* GIVEN TASK
Pictures excluded, copy word for word the lines from the one holding "Read this page and output its text content." through the last line below.
— START OF EXERCISE DATA —
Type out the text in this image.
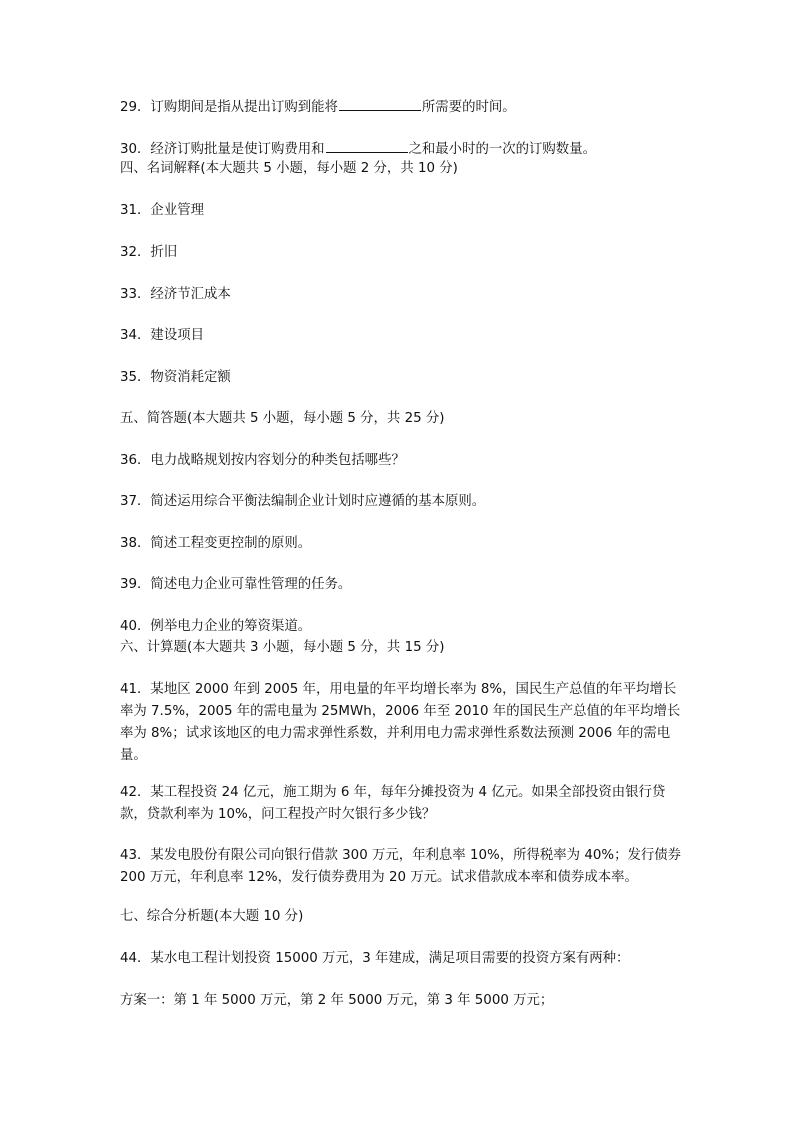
29．订购期间是指从提出订购到能将	所需要的时间。
30．经济订购批量是使订购费用和	之和最小时的一次的订购数量。
四、名词解释(本大题共 5 小题，每小题 2 分，共 10 分)
31．企业管理
32．折旧
33．经济节汇成本
34．建设项目
35．物资消耗定额
五、简答题(本大题共 5 小题，每小题 5 分，共 25 分)
36．电力战略规划按内容划分的种类包括哪些？
37．简述运用综合平衡法编制企业计划时应遵循的基本原则。
38．简述工程变更控制的原则。
39．简述电力企业可靠性管理的任务。
40．例举电力企业的筹资渠道。
六、计算题(本大题共 3 小题，每小题 5 分，共 15 分)
41．某地区 2000 年到 2005 年，用电量的年平均增长率为 8%，国民生产总值的年平均增长率为 7.5%，2005 年的需电量为 25MWh，2006 年至 2010 年的国民生产总值的年平均增长率为 8%；试求该地区的电力需求弹性系数，并利用电力需求弹性系数法预测 2006 年的需电量。
42．某工程投资 24 亿元，施工期为 6 年，每年分摊投资为 4 亿元。如果全部投资由银行贷款，贷款利率为 10%，问工程投产时欠银行多少钱？
43．某发电股份有限公司向银行借款 300 万元，年利息率 10%，所得税率为 40%；发行债券 200 万元，年利息率 12%，发行债券费用为 20 万元。试求借款成本率和债券成本率。
七、综合分析题(本大题 10 分)
44．某水电工程计划投资 15000 万元，3 年建成，满足项目需要的投资方案有两种：
方案一：第 1 年 5000 万元，第 2 年 5000 万元，第 3 年 5000 万元；
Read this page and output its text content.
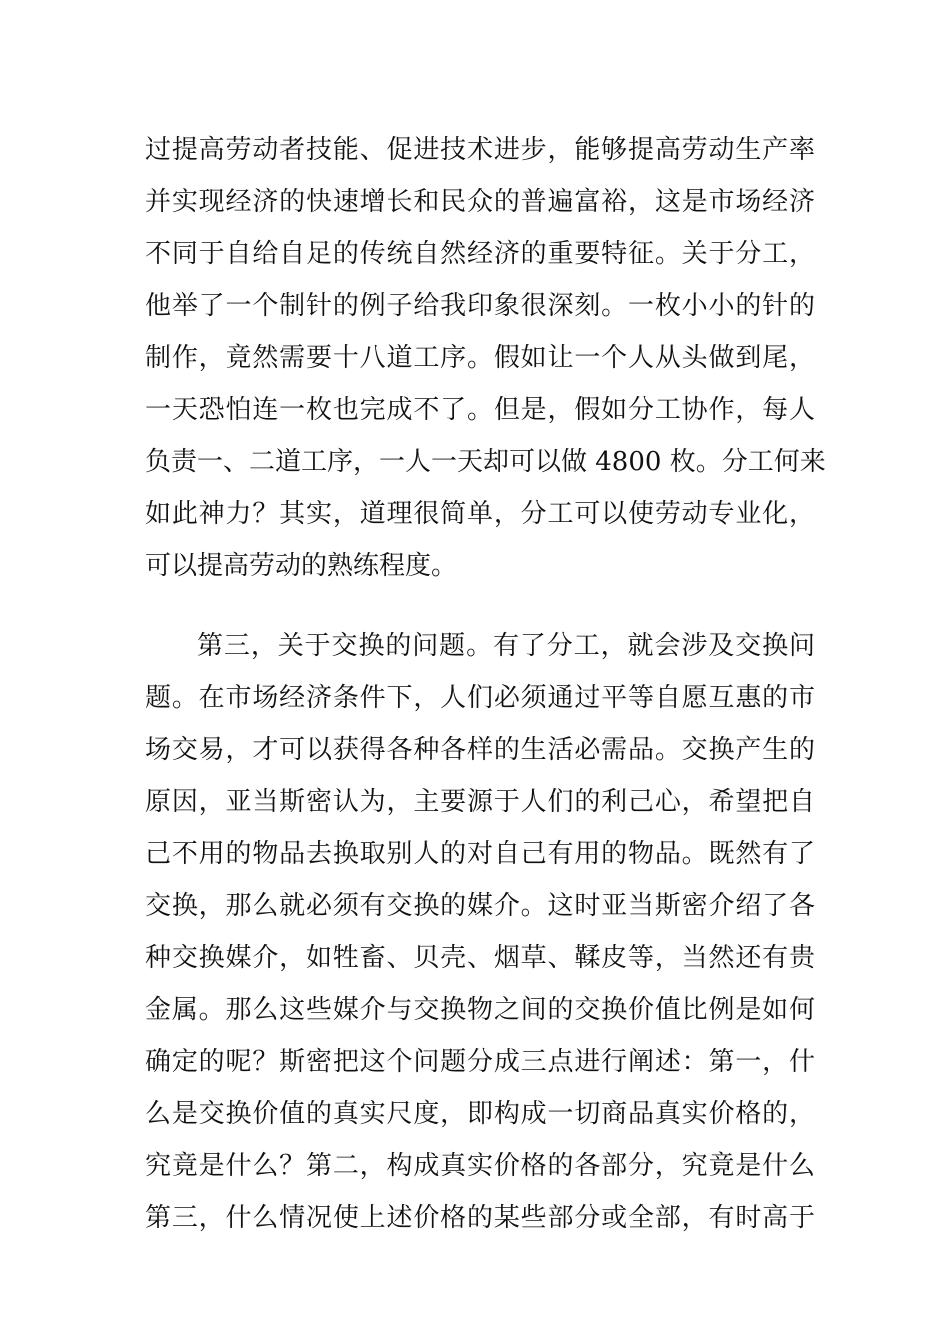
过提高劳动者技能、促进技术进步，能够提高劳动生产率
并实现经济的快速增长和民众的普遍富裕，这是市场经济
不同于自给自足的传统自然经济的重要特征。关于分工，
他举了一个制针的例子给我印象很深刻。一枚小小的针的
制作，竟然需要十八道工序。假如让一个人从头做到尾，
一天恐怕连一枚也完成不了。但是，假如分工协作，每人
负责一、二道工序，一人一天却可以做 4800 枚。分工何来
如此神力？其实，道理很简单，分工可以使劳动专业化，
可以提高劳动的熟练程度。
第三，关于交换的问题。有了分工，就会涉及交换问
题。在市场经济条件下，人们必须通过平等自愿互惠的市
场交易，才可以获得各种各样的生活必需品。交换产生的
原因，亚当斯密认为，主要源于人们的利己心，希望把自
己不用的物品去换取别人的对自己有用的物品。既然有了
交换，那么就必须有交换的媒介。这时亚当斯密介绍了各
种交换媒介，如牲畜、贝壳、烟草、鞣皮等，当然还有贵
金属。那么这些媒介与交换物之间的交换价值比例是如何
确定的呢？斯密把这个问题分成三点进行阐述：第一，什
么是交换价值的真实尺度，即构成一切商品真实价格的，
究竟是什么？第二，构成真实价格的各部分，究竟是什么
第三，什么情况使上述价格的某些部分或全部，有时高于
— END OF EXERCISE DATA —
* EXERCISE RESPONSE
Read this page and output its text content.
过提高劳动者技能、促进技术进步，能够提高劳动生产率
并实现经济的快速增长和民众的普遍富裕，这是市场经济
不同于自给自足的传统自然经济的重要特征。关于分工，
他举了一个制针的例子给我印象很深刻。一枚小小的针的
制作，竟然需要十八道工序。假如让一个人从头做到尾，
一天恐怕连一枚也完成不了。但是，假如分工协作，每人
负责一、二道工序，一人一天却可以做 4800 枚。分工何来
如此神力？其实，道理很简单，分工可以使劳动专业化，
可以提高劳动的熟练程度。
第三，关于交换的问题。有了分工，就会涉及交换问
题。在市场经济条件下，人们必须通过平等自愿互惠的市
场交易，才可以获得各种各样的生活必需品。交换产生的
原因，亚当斯密认为，主要源于人们的利己心，希望把自
己不用的物品去换取别人的对自己有用的物品。既然有了
交换，那么就必须有交换的媒介。这时亚当斯密介绍了各
种交换媒介，如牲畜、贝壳、烟草、鞣皮等，当然还有贵
金属。那么这些媒介与交换物之间的交换价值比例是如何
确定的呢？斯密把这个问题分成三点进行阐述：第一，什
么是交换价值的真实尺度，即构成一切商品真实价格的，
究竟是什么？第二，构成真实价格的各部分，究竟是什么
第三，什么情况使上述价格的某些部分或全部，有时高于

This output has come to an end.